*** Data provided ***

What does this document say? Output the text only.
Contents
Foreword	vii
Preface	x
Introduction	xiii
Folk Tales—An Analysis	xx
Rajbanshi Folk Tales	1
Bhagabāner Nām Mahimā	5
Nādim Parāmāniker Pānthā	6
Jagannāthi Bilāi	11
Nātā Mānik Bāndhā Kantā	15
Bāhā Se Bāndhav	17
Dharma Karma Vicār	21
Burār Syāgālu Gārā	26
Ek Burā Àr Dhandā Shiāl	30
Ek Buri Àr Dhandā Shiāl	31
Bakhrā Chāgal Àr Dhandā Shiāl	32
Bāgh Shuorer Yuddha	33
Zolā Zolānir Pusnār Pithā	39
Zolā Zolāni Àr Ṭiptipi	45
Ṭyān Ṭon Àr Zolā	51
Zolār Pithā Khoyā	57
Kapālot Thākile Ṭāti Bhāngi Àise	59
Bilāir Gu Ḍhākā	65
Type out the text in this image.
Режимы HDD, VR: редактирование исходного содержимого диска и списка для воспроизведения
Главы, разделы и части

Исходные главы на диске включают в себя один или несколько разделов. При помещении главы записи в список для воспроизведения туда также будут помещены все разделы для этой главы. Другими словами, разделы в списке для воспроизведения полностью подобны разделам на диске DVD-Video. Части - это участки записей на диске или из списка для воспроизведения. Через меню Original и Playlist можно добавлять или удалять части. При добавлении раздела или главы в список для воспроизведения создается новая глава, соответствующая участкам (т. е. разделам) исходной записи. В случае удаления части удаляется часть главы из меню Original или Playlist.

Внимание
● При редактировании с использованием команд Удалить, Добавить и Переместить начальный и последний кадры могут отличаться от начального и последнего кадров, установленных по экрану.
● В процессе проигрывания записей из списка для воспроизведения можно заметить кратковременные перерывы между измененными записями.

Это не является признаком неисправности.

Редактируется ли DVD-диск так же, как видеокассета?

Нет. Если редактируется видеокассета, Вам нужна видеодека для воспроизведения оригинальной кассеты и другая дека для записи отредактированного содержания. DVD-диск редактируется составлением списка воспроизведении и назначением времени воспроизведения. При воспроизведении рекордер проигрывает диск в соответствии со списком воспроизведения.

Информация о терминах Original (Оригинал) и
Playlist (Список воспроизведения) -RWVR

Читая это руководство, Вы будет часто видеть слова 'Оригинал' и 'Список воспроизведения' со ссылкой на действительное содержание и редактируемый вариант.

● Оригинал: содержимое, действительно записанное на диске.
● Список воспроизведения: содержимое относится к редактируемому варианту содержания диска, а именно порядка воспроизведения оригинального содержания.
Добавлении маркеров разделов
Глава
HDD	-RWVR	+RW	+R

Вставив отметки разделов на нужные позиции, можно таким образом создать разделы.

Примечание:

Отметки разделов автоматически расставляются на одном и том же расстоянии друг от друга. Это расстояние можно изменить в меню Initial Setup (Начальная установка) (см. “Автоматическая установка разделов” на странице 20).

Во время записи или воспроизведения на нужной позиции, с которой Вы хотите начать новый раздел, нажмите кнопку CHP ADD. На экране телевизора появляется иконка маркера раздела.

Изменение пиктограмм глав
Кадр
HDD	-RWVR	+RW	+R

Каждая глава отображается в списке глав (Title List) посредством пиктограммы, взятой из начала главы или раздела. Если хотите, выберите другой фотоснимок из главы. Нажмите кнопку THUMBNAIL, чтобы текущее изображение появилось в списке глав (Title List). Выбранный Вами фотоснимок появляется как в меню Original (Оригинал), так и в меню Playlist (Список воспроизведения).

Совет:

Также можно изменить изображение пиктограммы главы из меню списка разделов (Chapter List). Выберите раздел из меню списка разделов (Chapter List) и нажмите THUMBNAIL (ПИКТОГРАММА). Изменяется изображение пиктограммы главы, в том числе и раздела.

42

***

Do this: Quote each line above in full, word for word.

Task result:
What does this document say? Output the text only.
Contents
Foreword	vii
Preface	x
Introduction	xiii
Folk Tales—An Analysis	xx
Rajbanshi Folk Tales	1
Bhagabāner Nām Mahimā	5
Nādim Parāmāniker Pānthā	6
Jagannāthi Bilāi	11
Nātā Mānik Bāndhā Kantā	15
Bāhā Se Bāndhav	17
Dharma Karma Vicār	21
Burār Syāgālu Gārā	26
Ek Burā Àr Dhandā Shiāl	30
Ek Buri Àr Dhandā Shiāl	31
Bakhrā Chāgal Àr Dhandā Shiāl	32
Bāgh Shuorer Yuddha	33
Zolā Zolānir Pusnār Pithā	39
Zolā Zolāni Àr Ṭiptipi	45
Ṭyān Ṭon Àr Zolā	51
Zolār Pithā Khoyā	57
Kapālot Thākile Ṭāti Bhāngi Àise	59
Bilāir Gu Ḍhākā	65
Type out the text in this image.
Режимы HDD, VR: редактирование исходного содержимого диска и списка для воспроизведения
Главы, разделы и части

Исходные главы на диске включают в себя один или несколько разделов. При помещении главы записи в список для воспроизведения туда также будут помещены все разделы для этой главы. Другими словами, разделы в списке для воспроизведения полностью подобны разделам на диске DVD-Video. Части - это участки записей на диске или из списка для воспроизведения. Через меню Original и Playlist можно добавлять или удалять части. При добавлении раздела или главы в список для воспроизведения создается новая глава, соответствующая участкам (т. е. разделам) исходной записи. В случае удаления части удаляется часть главы из меню Original или Playlist.

Внимание
● При редактировании с использованием команд Удалить, Добавить и Переместить начальный и последний кадры могут отличаться от начального и последнего кадров, установленных по экрану.
● В процессе проигрывания записей из списка для воспроизведения можно заметить кратковременные перерывы между измененными записями.

Это не является признаком неисправности.

Редактируется ли DVD-диск так же, как видеокассета?

Нет. Если редактируется видеокассета, Вам нужна видеодека для воспроизведения оригинальной кассеты и другая дека для записи отредактированного содержания. DVD-диск редактируется составлением списка воспроизведении и назначением времени воспроизведения. При воспроизведении рекордер проигрывает диск в соответствии со списком воспроизведения.

Информация о терминах Original (Оригинал) и
Playlist (Список воспроизведения) -RWVR

Читая это руководство, Вы будет часто видеть слова 'Оригинал' и 'Список воспроизведения' со ссылкой на действительное содержание и редактируемый вариант.

● Оригинал: содержимое, действительно записанное на диске.
● Список воспроизведения: содержимое относится к редактируемому варианту содержания диска, а именно порядка воспроизведения оригинального содержания.
Добавлении маркеров разделов
Глава
HDD	-RWVR	+RW	+R

Вставив отметки разделов на нужные позиции, можно таким образом создать разделы.

Примечание:

Отметки разделов автоматически расставляются на одном и том же расстоянии друг от друга. Это расстояние можно изменить в меню Initial Setup (Начальная установка) (см. “Автоматическая установка разделов” на странице 20).

Во время записи или воспроизведения на нужной позиции, с которой Вы хотите начать новый раздел, нажмите кнопку CHP ADD. На экране телевизора появляется иконка маркера раздела.

Изменение пиктограмм глав
Кадр
HDD	-RWVR	+RW	+R

Каждая глава отображается в списке глав (Title List) посредством пиктограммы, взятой из начала главы или раздела. Если хотите, выберите другой фотоснимок из главы. Нажмите кнопку THUMBNAIL, чтобы текущее изображение появилось в списке глав (Title List). Выбранный Вами фотоснимок появляется как в меню Original (Оригинал), так и в меню Playlist (Список воспроизведения).

Совет:

Также можно изменить изображение пиктограммы главы из меню списка разделов (Chapter List). Выберите раздел из меню списка разделов (Chapter List) и нажмите THUMBNAIL (ПИКТОГРАММА). Изменяется изображение пиктограммы главы, в том числе и раздела.

42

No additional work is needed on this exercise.